## Stated problem
Reproduce the material word for word; the images stay out.

Stored dataset items:
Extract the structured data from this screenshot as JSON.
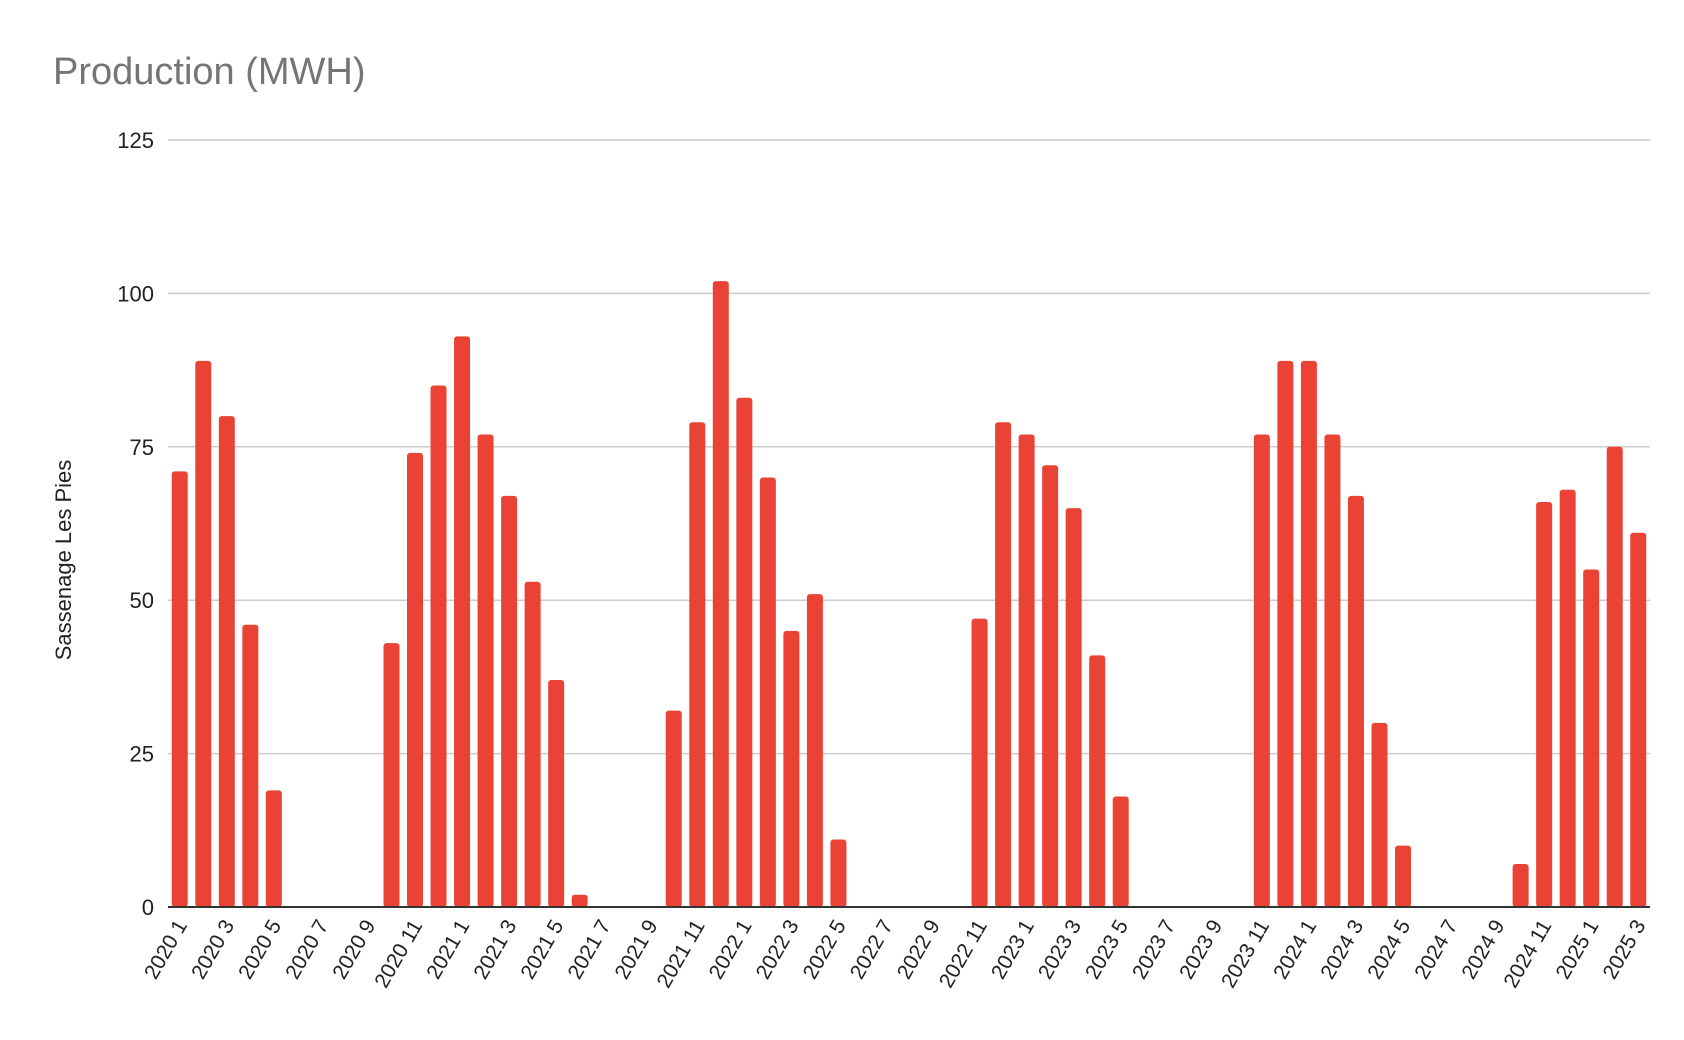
{
  "chart_data": {
    "type": "bar",
    "title": "Production (MWH)",
    "xlabel": "",
    "ylabel": "Sassenage Les Pies",
    "ylim": [
      0,
      125
    ],
    "yticks": [
      0,
      25,
      50,
      75,
      100,
      125
    ],
    "grid": true,
    "color": "#ea4335",
    "categories": [
      "2020 1",
      "2020 2",
      "2020 3",
      "2020 4",
      "2020 5",
      "2020 6",
      "2020 7",
      "2020 8",
      "2020 9",
      "2020 10",
      "2020 11",
      "2020 12",
      "2021 1",
      "2021 2",
      "2021 3",
      "2021 4",
      "2021 5",
      "2021 6",
      "2021 7",
      "2021 8",
      "2021 9",
      "2021 10",
      "2021 11",
      "2021 12",
      "2022 1",
      "2022 2",
      "2022 3",
      "2022 4",
      "2022 5",
      "2022 6",
      "2022 7",
      "2022 8",
      "2022 9",
      "2022 10",
      "2022 11",
      "2022 12",
      "2023 1",
      "2023 2",
      "2023 3",
      "2023 4",
      "2023 5",
      "2023 6",
      "2023 7",
      "2023 8",
      "2023 9",
      "2023 10",
      "2023 11",
      "2023 12",
      "2024 1",
      "2024 2",
      "2024 3",
      "2024 4",
      "2024 5",
      "2024 6",
      "2024 7",
      "2024 8",
      "2024 9",
      "2024 10",
      "2024 11",
      "2024 12",
      "2025 1",
      "2025 2",
      "2025 3"
    ],
    "values": [
      71,
      89,
      80,
      46,
      19,
      0,
      0,
      0,
      0,
      43,
      74,
      85,
      93,
      77,
      67,
      53,
      37,
      2,
      0,
      0,
      0,
      32,
      79,
      102,
      83,
      70,
      45,
      51,
      11,
      0,
      0,
      0,
      0,
      0,
      47,
      79,
      77,
      72,
      65,
      41,
      18,
      0,
      0,
      0,
      0,
      0,
      77,
      89,
      89,
      77,
      67,
      30,
      10,
      0,
      0,
      0,
      0,
      7,
      66,
      68,
      55,
      75,
      61
    ]
  }
}
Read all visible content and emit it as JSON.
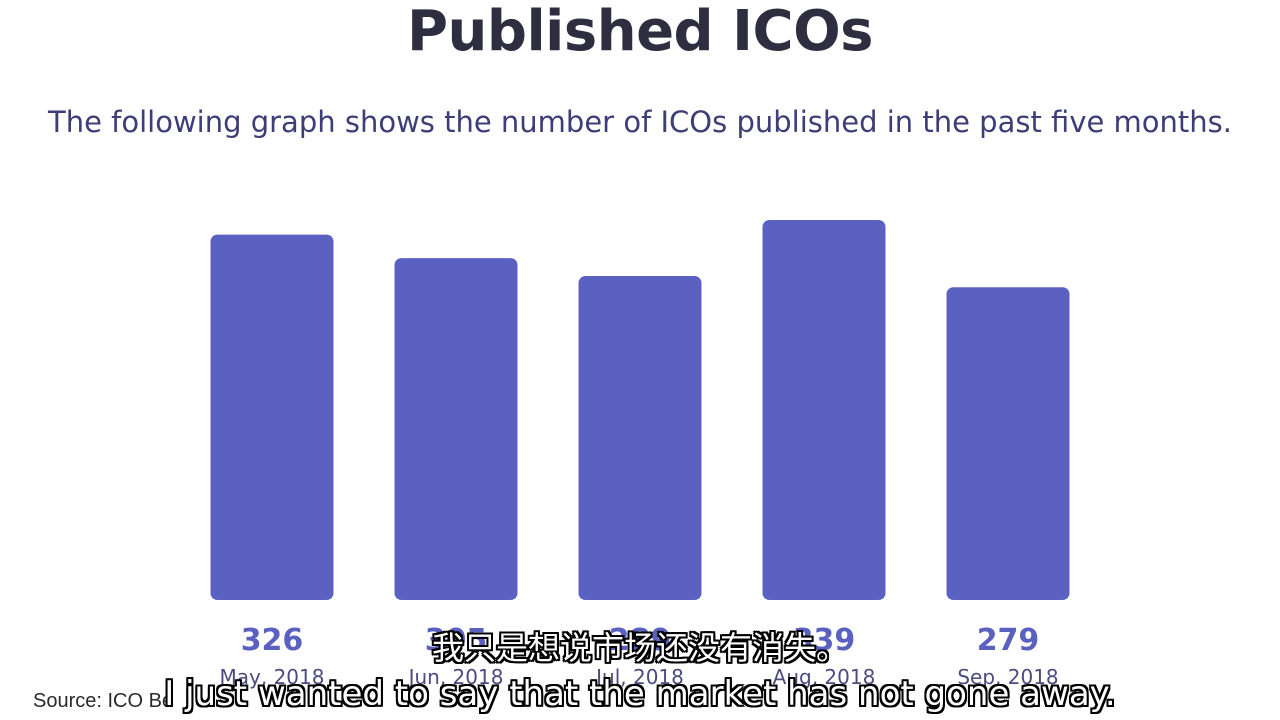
{
  "chart_data": {
    "type": "bar",
    "title": "Published ICOs",
    "subtitle": "The following graph shows the number of ICOs published in the past five months.",
    "categories": [
      "May, 2018",
      "Jun, 2018",
      "Jul, 2018",
      "Aug, 2018",
      "Sep, 2018"
    ],
    "values": [
      326,
      305,
      289,
      339,
      279
    ],
    "value_labels": [
      "326",
      "305",
      "289",
      "339",
      "279"
    ],
    "xlabel": "",
    "ylabel": "",
    "ylim": [
      0,
      339
    ],
    "grid": false,
    "bar_color": "#5b61c0"
  },
  "source": "Source: ICO Be",
  "subtitles": {
    "zh": "我只是想说市场还没有消失。",
    "en": "I just wanted to say that the market has not gone away."
  },
  "colors": {
    "bar": "#5b61c0",
    "value_label": "#5b61c0",
    "category_label": "#4b4b80",
    "title": "#2e2e40",
    "subtitle": "#3d3d78"
  }
}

## Task output
Extract the structured data from this screenshot as JSON.
{
  "chart_data": {
    "type": "bar",
    "title": "Production (MWH)",
    "xlabel": "",
    "ylabel": "Sassenage Les Pies",
    "ylim": [
      0,
      125
    ],
    "yticks": [
      0,
      25,
      50,
      75,
      100,
      125
    ],
    "grid": true,
    "color": "#ea4335",
    "categories": [
      "2020 1",
      "2020 2",
      "2020 3",
      "2020 4",
      "2020 5",
      "2020 6",
      "2020 7",
      "2020 8",
      "2020 9",
      "2020 10",
      "2020 11",
      "2020 12",
      "2021 1",
      "2021 2",
      "2021 3",
      "2021 4",
      "2021 5",
      "2021 6",
      "2021 7",
      "2021 8",
      "2021 9",
      "2021 10",
      "2021 11",
      "2021 12",
      "2022 1",
      "2022 2",
      "2022 3",
      "2022 4",
      "2022 5",
      "2022 6",
      "2022 7",
      "2022 8",
      "2022 9",
      "2022 10",
      "2022 11",
      "2022 12",
      "2023 1",
      "2023 2",
      "2023 3",
      "2023 4",
      "2023 5",
      "2023 6",
      "2023 7",
      "2023 8",
      "2023 9",
      "2023 10",
      "2023 11",
      "2023 12",
      "2024 1",
      "2024 2",
      "2024 3",
      "2024 4",
      "2024 5",
      "2024 6",
      "2024 7",
      "2024 8",
      "2024 9",
      "2024 10",
      "2024 11",
      "2024 12",
      "2025 1",
      "2025 2",
      "2025 3"
    ],
    "values": [
      71,
      89,
      80,
      46,
      19,
      0,
      0,
      0,
      0,
      43,
      74,
      85,
      93,
      77,
      67,
      53,
      37,
      2,
      0,
      0,
      0,
      32,
      79,
      102,
      83,
      70,
      45,
      51,
      11,
      0,
      0,
      0,
      0,
      0,
      47,
      79,
      77,
      72,
      65,
      41,
      18,
      0,
      0,
      0,
      0,
      0,
      77,
      89,
      89,
      77,
      67,
      30,
      10,
      0,
      0,
      0,
      0,
      7,
      66,
      68,
      55,
      75,
      61
    ]
  }
}
Read all visible content and emit it as JSON.
{
  "chart_data": {
    "type": "bar",
    "title": "Published ICOs",
    "subtitle": "The following graph shows the number of ICOs published in the past five months.",
    "categories": [
      "May, 2018",
      "Jun, 2018",
      "Jul, 2018",
      "Aug, 2018",
      "Sep, 2018"
    ],
    "values": [
      326,
      305,
      289,
      339,
      279
    ],
    "value_labels": [
      "326",
      "305",
      "289",
      "339",
      "279"
    ],
    "xlabel": "",
    "ylabel": "",
    "ylim": [
      0,
      339
    ],
    "grid": false,
    "bar_color": "#5b61c0"
  },
  "source": "Source: ICO Be",
  "subtitles": {
    "zh": "我只是想说市场还没有消失。",
    "en": "I just wanted to say that the market has not gone away."
  },
  "colors": {
    "bar": "#5b61c0",
    "value_label": "#5b61c0",
    "category_label": "#4b4b80",
    "title": "#2e2e40",
    "subtitle": "#3d3d78"
  }
}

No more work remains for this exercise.